<<<<
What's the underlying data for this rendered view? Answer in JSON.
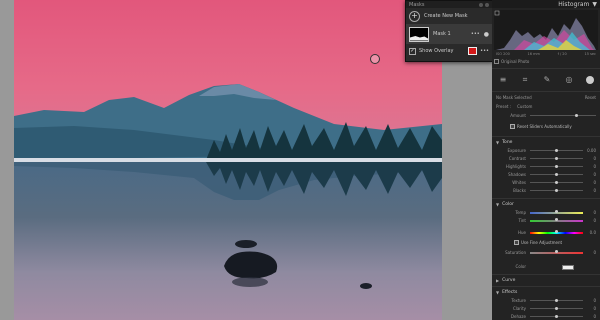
{
  "masks_panel": {
    "header": "Masks",
    "create_label": "Create New Mask",
    "mask_name": "Mask 1",
    "mask_more": "•••",
    "overlay_label": "Show Overlay",
    "overlay_checked": true,
    "overlay_color": "#d21919",
    "overlay_more": "•••"
  },
  "panel": {
    "title": "Histogram",
    "hist_stats": [
      "ISO 200",
      "16 mm",
      "f / 20",
      "15 sec"
    ],
    "original_photo": "Original Photo",
    "tool_icons": [
      "sliders-icon",
      "crop-icon",
      "healing-icon",
      "redeye-icon",
      "masking-icon"
    ],
    "no_mask": "No Mask Selected",
    "reset": "Reset",
    "preset_label": "Preset :",
    "preset_value": "Custom",
    "amount_label": "Amount",
    "reset_sliders": "Reset Sliders Automatically",
    "tone": {
      "title": "Tone",
      "sliders": [
        {
          "name": "Exposure",
          "value": "0.00"
        },
        {
          "name": "Contrast",
          "value": "0"
        },
        {
          "name": "Highlights",
          "value": "0"
        },
        {
          "name": "Shadows",
          "value": "0"
        },
        {
          "name": "Whites",
          "value": "0"
        },
        {
          "name": "Blacks",
          "value": "0"
        }
      ]
    },
    "color": {
      "title": "Color",
      "temp": {
        "name": "Temp",
        "value": "0"
      },
      "tint": {
        "name": "Tint",
        "value": "0"
      },
      "hue": {
        "name": "Hue",
        "value": "0.0"
      },
      "fine": "Use Fine Adjustment",
      "saturation": {
        "name": "Saturation",
        "value": "0"
      },
      "color_label": "Color"
    },
    "curve_title": "Curve",
    "effects": {
      "title": "Effects",
      "sliders": [
        {
          "name": "Texture",
          "value": "0"
        },
        {
          "name": "Clarity",
          "value": "0"
        },
        {
          "name": "Dehaze",
          "value": "0"
        }
      ]
    }
  }
}
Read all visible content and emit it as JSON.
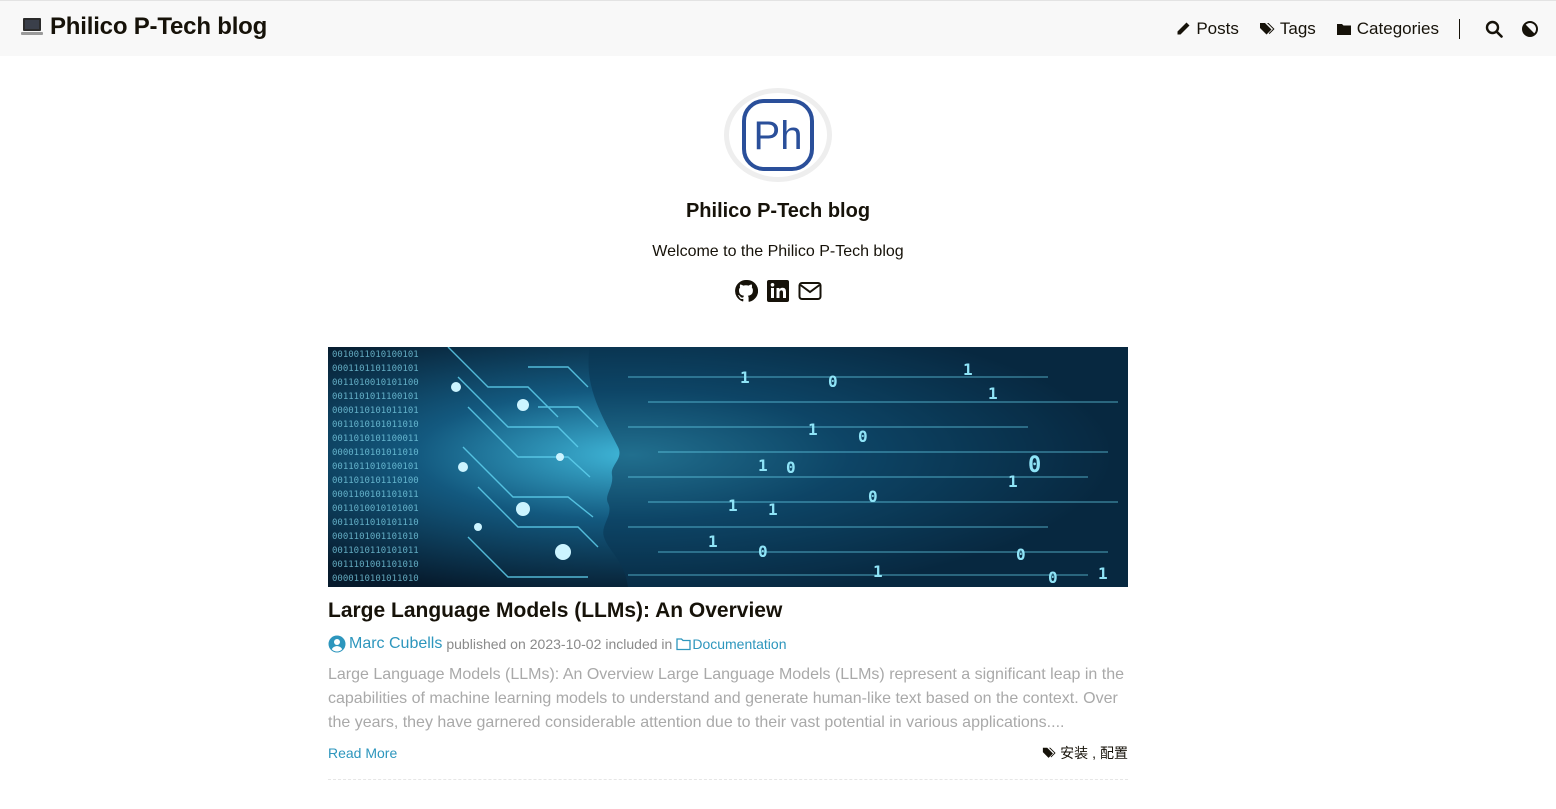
{
  "navbar": {
    "brand": "Philico P-Tech blog",
    "links": [
      {
        "label": "Posts",
        "icon": "pencil-icon"
      },
      {
        "label": "Tags",
        "icon": "tags-icon"
      },
      {
        "label": "Categories",
        "icon": "folder-icon"
      }
    ],
    "search_icon": "search-icon",
    "theme_icon": "theme-toggle-icon"
  },
  "profile": {
    "avatar_text": "Ph",
    "title": "Philico P-Tech blog",
    "subtitle": "Welcome to the Philico P-Tech blog",
    "social": [
      "github-icon",
      "linkedin-icon",
      "email-icon"
    ]
  },
  "posts": [
    {
      "title": "Large Language Models (LLMs): An Overview",
      "author": "Marc Cubells",
      "published_prefix": "published on",
      "date": "2023-10-02",
      "included_in": "included in",
      "category": "Documentation",
      "summary": "Large Language Models (LLMs): An Overview Large Language Models (LLMs) represent a significant leap in the capabilities of machine learning models to understand and generate human-like text based on the context. Over the years, they have garnered considerable attention due to their vast potential in various applications....",
      "read_more": "Read More",
      "tags": [
        "安装",
        "配置"
      ],
      "tag_separator": ","
    }
  ],
  "colors": {
    "accent": "#2d96bd",
    "text": "#161209",
    "muted": "#a9a9a9",
    "navbar_bg": "#f8f8f8",
    "avatar_blue": "#2a4f9a"
  }
}
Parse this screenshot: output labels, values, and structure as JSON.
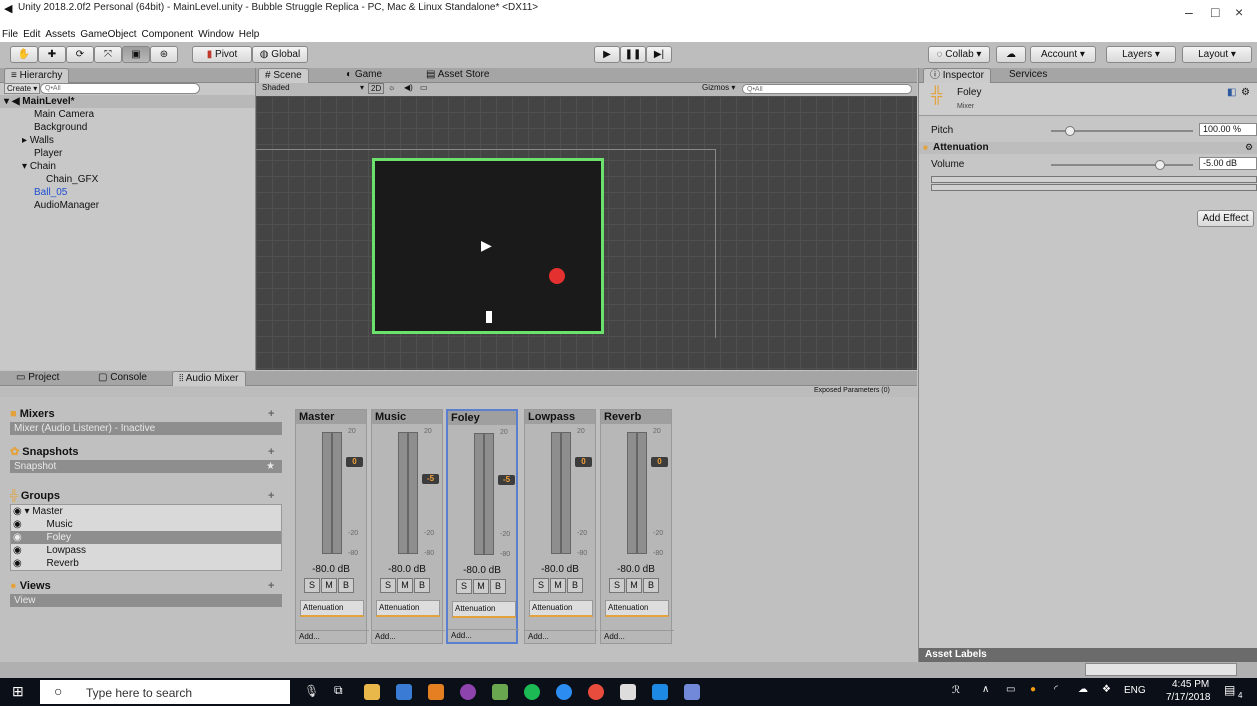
>>>>
EXERCISE DIRECTIONS:
Write out every entry again word for word, without any of the pictures.

CORRECT OUTPUT:
What's the underlying data for this rendered view? Answer in JSON.
{
  "masks_panel": {
    "header": "Masks",
    "create_label": "Create New Mask",
    "mask_name": "Mask 1",
    "mask_more": "•••",
    "overlay_label": "Show Overlay",
    "overlay_checked": true,
    "overlay_color": "#d21919",
    "overlay_more": "•••"
  },
  "panel": {
    "title": "Histogram",
    "hist_stats": [
      "ISO 200",
      "16 mm",
      "f / 20",
      "15 sec"
    ],
    "original_photo": "Original Photo",
    "tool_icons": [
      "sliders-icon",
      "crop-icon",
      "healing-icon",
      "redeye-icon",
      "masking-icon"
    ],
    "no_mask": "No Mask Selected",
    "reset": "Reset",
    "preset_label": "Preset :",
    "preset_value": "Custom",
    "amount_label": "Amount",
    "reset_sliders": "Reset Sliders Automatically",
    "tone": {
      "title": "Tone",
      "sliders": [
        {
          "name": "Exposure",
          "value": "0.00"
        },
        {
          "name": "Contrast",
          "value": "0"
        },
        {
          "name": "Highlights",
          "value": "0"
        },
        {
          "name": "Shadows",
          "value": "0"
        },
        {
          "name": "Whites",
          "value": "0"
        },
        {
          "name": "Blacks",
          "value": "0"
        }
      ]
    },
    "color": {
      "title": "Color",
      "temp": {
        "name": "Temp",
        "value": "0"
      },
      "tint": {
        "name": "Tint",
        "value": "0"
      },
      "hue": {
        "name": "Hue",
        "value": "0.0"
      },
      "fine": "Use Fine Adjustment",
      "saturation": {
        "name": "Saturation",
        "value": "0"
      },
      "color_label": "Color"
    },
    "curve_title": "Curve",
    "effects": {
      "title": "Effects",
      "sliders": [
        {
          "name": "Texture",
          "value": "0"
        },
        {
          "name": "Clarity",
          "value": "0"
        },
        {
          "name": "Dehaze",
          "value": "0"
        }
      ]
    }
  }
}
Read all visible content and emit it as JSON.
{
  "navbar": {
    "brand": "Philico P-Tech blog",
    "links": [
      {
        "label": "Posts",
        "icon": "pencil-icon"
      },
      {
        "label": "Tags",
        "icon": "tags-icon"
      },
      {
        "label": "Categories",
        "icon": "folder-icon"
      }
    ],
    "search_icon": "search-icon",
    "theme_icon": "theme-toggle-icon"
  },
  "profile": {
    "avatar_text": "Ph",
    "title": "Philico P-Tech blog",
    "subtitle": "Welcome to the Philico P-Tech blog",
    "social": [
      "github-icon",
      "linkedin-icon",
      "email-icon"
    ]
  },
  "posts": [
    {
      "title": "Large Language Models (LLMs): An Overview",
      "author": "Marc Cubells",
      "published_prefix": "published on",
      "date": "2023-10-02",
      "included_in": "included in",
      "category": "Documentation",
      "summary": "Large Language Models (LLMs): An Overview Large Language Models (LLMs) represent a significant leap in the capabilities of machine learning models to understand and generate human-like text based on the context. Over the years, they have garnered considerable attention due to their vast potential in various applications....",
      "read_more": "Read More",
      "tags": [
        "安装",
        "配置"
      ],
      "tag_separator": ","
    }
  ],
  "colors": {
    "accent": "#2d96bd",
    "text": "#161209",
    "muted": "#a9a9a9",
    "navbar_bg": "#f8f8f8",
    "avatar_blue": "#2a4f9a"
  }
}
Parse this screenshot: output labels, values, and structure as JSON.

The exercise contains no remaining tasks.